*WHAT YOU HAVE TO DO*. Make an exact copy of the entries below.

··· MATERIAL

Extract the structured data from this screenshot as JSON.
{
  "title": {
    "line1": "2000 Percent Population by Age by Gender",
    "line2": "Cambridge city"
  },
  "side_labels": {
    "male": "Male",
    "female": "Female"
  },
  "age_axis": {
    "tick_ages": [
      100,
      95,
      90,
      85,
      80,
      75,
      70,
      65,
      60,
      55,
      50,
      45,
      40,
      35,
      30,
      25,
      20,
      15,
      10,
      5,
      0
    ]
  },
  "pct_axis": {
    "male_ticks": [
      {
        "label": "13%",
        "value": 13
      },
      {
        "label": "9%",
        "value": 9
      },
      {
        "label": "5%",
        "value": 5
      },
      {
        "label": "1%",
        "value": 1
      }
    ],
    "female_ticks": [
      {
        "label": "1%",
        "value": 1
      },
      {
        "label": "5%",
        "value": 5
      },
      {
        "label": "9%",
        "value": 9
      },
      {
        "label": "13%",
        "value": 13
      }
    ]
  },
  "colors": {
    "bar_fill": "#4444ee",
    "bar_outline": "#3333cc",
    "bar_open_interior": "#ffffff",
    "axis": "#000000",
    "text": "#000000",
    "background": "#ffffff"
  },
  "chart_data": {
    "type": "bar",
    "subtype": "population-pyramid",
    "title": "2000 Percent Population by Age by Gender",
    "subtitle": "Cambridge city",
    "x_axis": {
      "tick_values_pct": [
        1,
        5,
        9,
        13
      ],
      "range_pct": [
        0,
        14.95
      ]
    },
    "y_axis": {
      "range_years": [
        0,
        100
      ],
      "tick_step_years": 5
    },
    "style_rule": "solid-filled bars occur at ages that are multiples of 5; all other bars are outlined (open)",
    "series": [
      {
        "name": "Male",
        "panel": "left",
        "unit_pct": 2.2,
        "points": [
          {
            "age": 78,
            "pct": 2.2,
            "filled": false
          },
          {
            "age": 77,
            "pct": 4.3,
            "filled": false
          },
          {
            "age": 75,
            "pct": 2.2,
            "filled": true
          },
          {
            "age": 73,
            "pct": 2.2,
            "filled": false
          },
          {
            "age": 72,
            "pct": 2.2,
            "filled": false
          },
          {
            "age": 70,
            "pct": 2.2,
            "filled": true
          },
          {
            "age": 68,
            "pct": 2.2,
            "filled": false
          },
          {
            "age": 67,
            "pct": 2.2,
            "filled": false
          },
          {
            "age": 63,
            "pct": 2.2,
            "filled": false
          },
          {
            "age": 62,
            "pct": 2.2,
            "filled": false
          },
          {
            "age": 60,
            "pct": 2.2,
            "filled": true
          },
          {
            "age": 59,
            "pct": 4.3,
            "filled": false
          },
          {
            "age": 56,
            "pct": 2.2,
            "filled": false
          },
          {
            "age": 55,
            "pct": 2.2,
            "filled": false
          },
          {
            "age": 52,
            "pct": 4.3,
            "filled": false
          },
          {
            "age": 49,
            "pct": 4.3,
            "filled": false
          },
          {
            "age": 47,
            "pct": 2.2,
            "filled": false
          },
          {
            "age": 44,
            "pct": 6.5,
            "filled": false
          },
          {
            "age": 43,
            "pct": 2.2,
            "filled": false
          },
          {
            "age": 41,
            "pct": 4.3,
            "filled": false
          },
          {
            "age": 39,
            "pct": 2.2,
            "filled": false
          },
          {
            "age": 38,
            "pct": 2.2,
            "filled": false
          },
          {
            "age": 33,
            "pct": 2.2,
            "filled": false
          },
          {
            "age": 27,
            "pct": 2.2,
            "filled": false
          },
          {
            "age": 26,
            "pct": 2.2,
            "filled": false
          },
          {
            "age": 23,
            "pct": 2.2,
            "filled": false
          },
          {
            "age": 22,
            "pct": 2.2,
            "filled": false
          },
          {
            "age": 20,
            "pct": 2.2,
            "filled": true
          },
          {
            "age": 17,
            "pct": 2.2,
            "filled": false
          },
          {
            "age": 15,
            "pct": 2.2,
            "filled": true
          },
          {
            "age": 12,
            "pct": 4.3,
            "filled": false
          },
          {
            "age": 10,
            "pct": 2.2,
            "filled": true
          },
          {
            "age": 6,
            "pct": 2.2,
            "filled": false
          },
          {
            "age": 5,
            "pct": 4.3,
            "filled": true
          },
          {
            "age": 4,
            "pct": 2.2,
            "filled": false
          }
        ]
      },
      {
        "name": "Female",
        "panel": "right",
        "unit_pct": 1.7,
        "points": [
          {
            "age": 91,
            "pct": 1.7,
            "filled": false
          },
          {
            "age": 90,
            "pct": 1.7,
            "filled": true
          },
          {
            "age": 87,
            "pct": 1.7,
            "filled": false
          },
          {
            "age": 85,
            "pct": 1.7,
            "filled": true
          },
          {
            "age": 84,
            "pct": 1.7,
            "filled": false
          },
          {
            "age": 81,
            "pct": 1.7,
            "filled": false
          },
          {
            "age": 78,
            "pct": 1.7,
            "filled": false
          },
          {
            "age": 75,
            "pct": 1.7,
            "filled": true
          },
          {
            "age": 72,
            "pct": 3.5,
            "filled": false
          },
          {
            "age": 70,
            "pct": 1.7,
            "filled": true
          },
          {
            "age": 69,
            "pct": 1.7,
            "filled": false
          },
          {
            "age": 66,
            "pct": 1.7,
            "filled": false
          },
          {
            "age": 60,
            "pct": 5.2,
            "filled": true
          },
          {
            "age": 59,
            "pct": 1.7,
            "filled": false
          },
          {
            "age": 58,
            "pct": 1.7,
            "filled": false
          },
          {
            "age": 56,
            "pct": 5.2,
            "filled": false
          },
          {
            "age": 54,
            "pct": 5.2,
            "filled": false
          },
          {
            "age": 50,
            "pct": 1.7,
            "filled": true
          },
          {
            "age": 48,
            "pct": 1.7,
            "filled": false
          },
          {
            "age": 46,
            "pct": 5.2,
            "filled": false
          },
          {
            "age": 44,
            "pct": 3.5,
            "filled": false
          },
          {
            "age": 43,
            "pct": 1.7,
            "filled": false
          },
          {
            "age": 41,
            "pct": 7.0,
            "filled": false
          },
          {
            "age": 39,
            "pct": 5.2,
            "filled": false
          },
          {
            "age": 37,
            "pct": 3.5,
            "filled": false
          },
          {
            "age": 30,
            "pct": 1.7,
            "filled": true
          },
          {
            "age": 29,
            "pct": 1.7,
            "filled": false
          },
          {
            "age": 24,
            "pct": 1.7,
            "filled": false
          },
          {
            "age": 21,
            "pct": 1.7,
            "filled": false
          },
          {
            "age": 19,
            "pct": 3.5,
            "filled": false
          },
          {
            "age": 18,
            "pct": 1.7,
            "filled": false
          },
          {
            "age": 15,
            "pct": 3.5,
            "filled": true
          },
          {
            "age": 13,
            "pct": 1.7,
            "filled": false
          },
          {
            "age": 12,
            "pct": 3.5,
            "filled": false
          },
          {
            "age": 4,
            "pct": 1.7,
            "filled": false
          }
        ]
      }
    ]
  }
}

······

*CORRECT RESPONSE*.
Extract the structured data from this screenshot as JSON.
{
  "title": {
    "line1": "2000 Percent Population by Age by Gender",
    "line2": "Cambridge city"
  },
  "side_labels": {
    "male": "Male",
    "female": "Female"
  },
  "age_axis": {
    "tick_ages": [
      100,
      95,
      90,
      85,
      80,
      75,
      70,
      65,
      60,
      55,
      50,
      45,
      40,
      35,
      30,
      25,
      20,
      15,
      10,
      5,
      0
    ]
  },
  "pct_axis": {
    "male_ticks": [
      {
        "label": "13%",
        "value": 13
      },
      {
        "label": "9%",
        "value": 9
      },
      {
        "label": "5%",
        "value": 5
      },
      {
        "label": "1%",
        "value": 1
      }
    ],
    "female_ticks": [
      {
        "label": "1%",
        "value": 1
      },
      {
        "label": "5%",
        "value": 5
      },
      {
        "label": "9%",
        "value": 9
      },
      {
        "label": "13%",
        "value": 13
      }
    ]
  },
  "colors": {
    "bar_fill": "#4444ee",
    "bar_outline": "#3333cc",
    "bar_open_interior": "#ffffff",
    "axis": "#000000",
    "text": "#000000",
    "background": "#ffffff"
  },
  "chart_data": {
    "type": "bar",
    "subtype": "population-pyramid",
    "title": "2000 Percent Population by Age by Gender",
    "subtitle": "Cambridge city",
    "x_axis": {
      "tick_values_pct": [
        1,
        5,
        9,
        13
      ],
      "range_pct": [
        0,
        14.95
      ]
    },
    "y_axis": {
      "range_years": [
        0,
        100
      ],
      "tick_step_years": 5
    },
    "style_rule": "solid-filled bars occur at ages that are multiples of 5; all other bars are outlined (open)",
    "series": [
      {
        "name": "Male",
        "panel": "left",
        "unit_pct": 2.2,
        "points": [
          {
            "age": 78,
            "pct": 2.2,
            "filled": false
          },
          {
            "age": 77,
            "pct": 4.3,
            "filled": false
          },
          {
            "age": 75,
            "pct": 2.2,
            "filled": true
          },
          {
            "age": 73,
            "pct": 2.2,
            "filled": false
          },
          {
            "age": 72,
            "pct": 2.2,
            "filled": false
          },
          {
            "age": 70,
            "pct": 2.2,
            "filled": true
          },
          {
            "age": 68,
            "pct": 2.2,
            "filled": false
          },
          {
            "age": 67,
            "pct": 2.2,
            "filled": false
          },
          {
            "age": 63,
            "pct": 2.2,
            "filled": false
          },
          {
            "age": 62,
            "pct": 2.2,
            "filled": false
          },
          {
            "age": 60,
            "pct": 2.2,
            "filled": true
          },
          {
            "age": 59,
            "pct": 4.3,
            "filled": false
          },
          {
            "age": 56,
            "pct": 2.2,
            "filled": false
          },
          {
            "age": 55,
            "pct": 2.2,
            "filled": false
          },
          {
            "age": 52,
            "pct": 4.3,
            "filled": false
          },
          {
            "age": 49,
            "pct": 4.3,
            "filled": false
          },
          {
            "age": 47,
            "pct": 2.2,
            "filled": false
          },
          {
            "age": 44,
            "pct": 6.5,
            "filled": false
          },
          {
            "age": 43,
            "pct": 2.2,
            "filled": false
          },
          {
            "age": 41,
            "pct": 4.3,
            "filled": false
          },
          {
            "age": 39,
            "pct": 2.2,
            "filled": false
          },
          {
            "age": 38,
            "pct": 2.2,
            "filled": false
          },
          {
            "age": 33,
            "pct": 2.2,
            "filled": false
          },
          {
            "age": 27,
            "pct": 2.2,
            "filled": false
          },
          {
            "age": 26,
            "pct": 2.2,
            "filled": false
          },
          {
            "age": 23,
            "pct": 2.2,
            "filled": false
          },
          {
            "age": 22,
            "pct": 2.2,
            "filled": false
          },
          {
            "age": 20,
            "pct": 2.2,
            "filled": true
          },
          {
            "age": 17,
            "pct": 2.2,
            "filled": false
          },
          {
            "age": 15,
            "pct": 2.2,
            "filled": true
          },
          {
            "age": 12,
            "pct": 4.3,
            "filled": false
          },
          {
            "age": 10,
            "pct": 2.2,
            "filled": true
          },
          {
            "age": 6,
            "pct": 2.2,
            "filled": false
          },
          {
            "age": 5,
            "pct": 4.3,
            "filled": true
          },
          {
            "age": 4,
            "pct": 2.2,
            "filled": false
          }
        ]
      },
      {
        "name": "Female",
        "panel": "right",
        "unit_pct": 1.7,
        "points": [
          {
            "age": 91,
            "pct": 1.7,
            "filled": false
          },
          {
            "age": 90,
            "pct": 1.7,
            "filled": true
          },
          {
            "age": 87,
            "pct": 1.7,
            "filled": false
          },
          {
            "age": 85,
            "pct": 1.7,
            "filled": true
          },
          {
            "age": 84,
            "pct": 1.7,
            "filled": false
          },
          {
            "age": 81,
            "pct": 1.7,
            "filled": false
          },
          {
            "age": 78,
            "pct": 1.7,
            "filled": false
          },
          {
            "age": 75,
            "pct": 1.7,
            "filled": true
          },
          {
            "age": 72,
            "pct": 3.5,
            "filled": false
          },
          {
            "age": 70,
            "pct": 1.7,
            "filled": true
          },
          {
            "age": 69,
            "pct": 1.7,
            "filled": false
          },
          {
            "age": 66,
            "pct": 1.7,
            "filled": false
          },
          {
            "age": 60,
            "pct": 5.2,
            "filled": true
          },
          {
            "age": 59,
            "pct": 1.7,
            "filled": false
          },
          {
            "age": 58,
            "pct": 1.7,
            "filled": false
          },
          {
            "age": 56,
            "pct": 5.2,
            "filled": false
          },
          {
            "age": 54,
            "pct": 5.2,
            "filled": false
          },
          {
            "age": 50,
            "pct": 1.7,
            "filled": true
          },
          {
            "age": 48,
            "pct": 1.7,
            "filled": false
          },
          {
            "age": 46,
            "pct": 5.2,
            "filled": false
          },
          {
            "age": 44,
            "pct": 3.5,
            "filled": false
          },
          {
            "age": 43,
            "pct": 1.7,
            "filled": false
          },
          {
            "age": 41,
            "pct": 7.0,
            "filled": false
          },
          {
            "age": 39,
            "pct": 5.2,
            "filled": false
          },
          {
            "age": 37,
            "pct": 3.5,
            "filled": false
          },
          {
            "age": 30,
            "pct": 1.7,
            "filled": true
          },
          {
            "age": 29,
            "pct": 1.7,
            "filled": false
          },
          {
            "age": 24,
            "pct": 1.7,
            "filled": false
          },
          {
            "age": 21,
            "pct": 1.7,
            "filled": false
          },
          {
            "age": 19,
            "pct": 3.5,
            "filled": false
          },
          {
            "age": 18,
            "pct": 1.7,
            "filled": false
          },
          {
            "age": 15,
            "pct": 3.5,
            "filled": true
          },
          {
            "age": 13,
            "pct": 1.7,
            "filled": false
          },
          {
            "age": 12,
            "pct": 3.5,
            "filled": false
          },
          {
            "age": 4,
            "pct": 1.7,
            "filled": false
          }
        ]
      }
    ]
  }
}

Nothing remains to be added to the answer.